--- begin ---

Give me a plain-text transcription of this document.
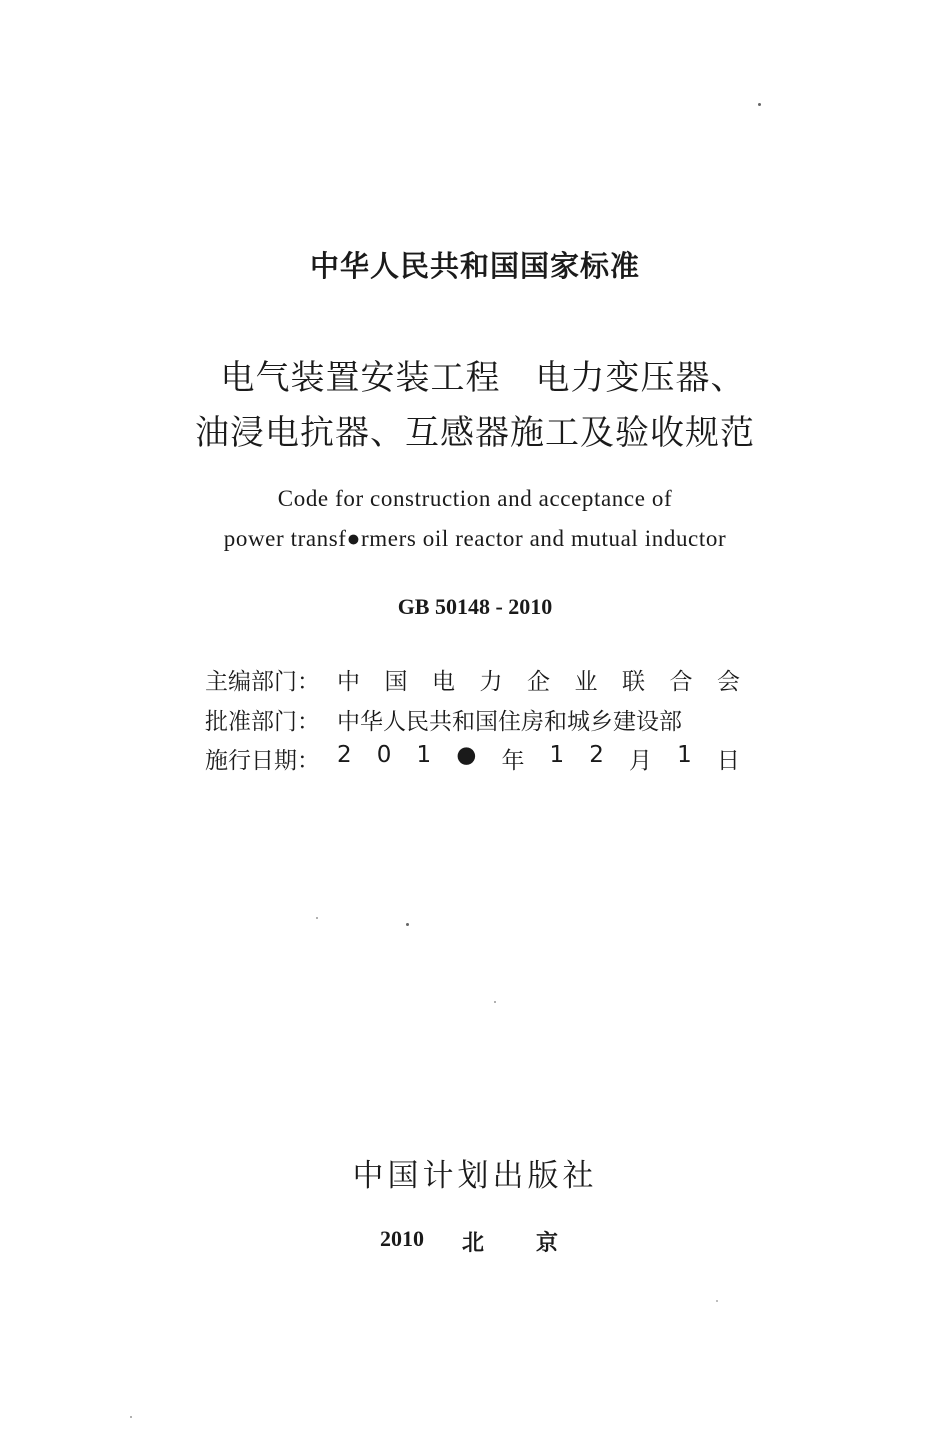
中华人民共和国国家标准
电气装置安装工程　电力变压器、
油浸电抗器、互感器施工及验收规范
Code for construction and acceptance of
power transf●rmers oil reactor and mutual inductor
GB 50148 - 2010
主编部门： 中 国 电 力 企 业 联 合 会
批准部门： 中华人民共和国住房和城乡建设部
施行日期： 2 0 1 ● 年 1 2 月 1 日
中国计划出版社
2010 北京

--- end ---

▶ Aim of the exercise:
Set the listing down in full and exactly. Pictures within it should not appear in the copy.

▶ Output of the task:
Give me a plain-text transcription of this document.
中华人民共和国国家标准
电气装置安装工程　电力变压器、
油浸电抗器、互感器施工及验收规范
Code for construction and acceptance of
power transf●rmers oil reactor and mutual inductor
GB 50148 - 2010
主编部门： 中 国 电 力 企 业 联 合 会
批准部门： 中华人民共和国住房和城乡建设部
施行日期： 2 0 1 ● 年 1 2 月 1 日
中国计划出版社
2010 北京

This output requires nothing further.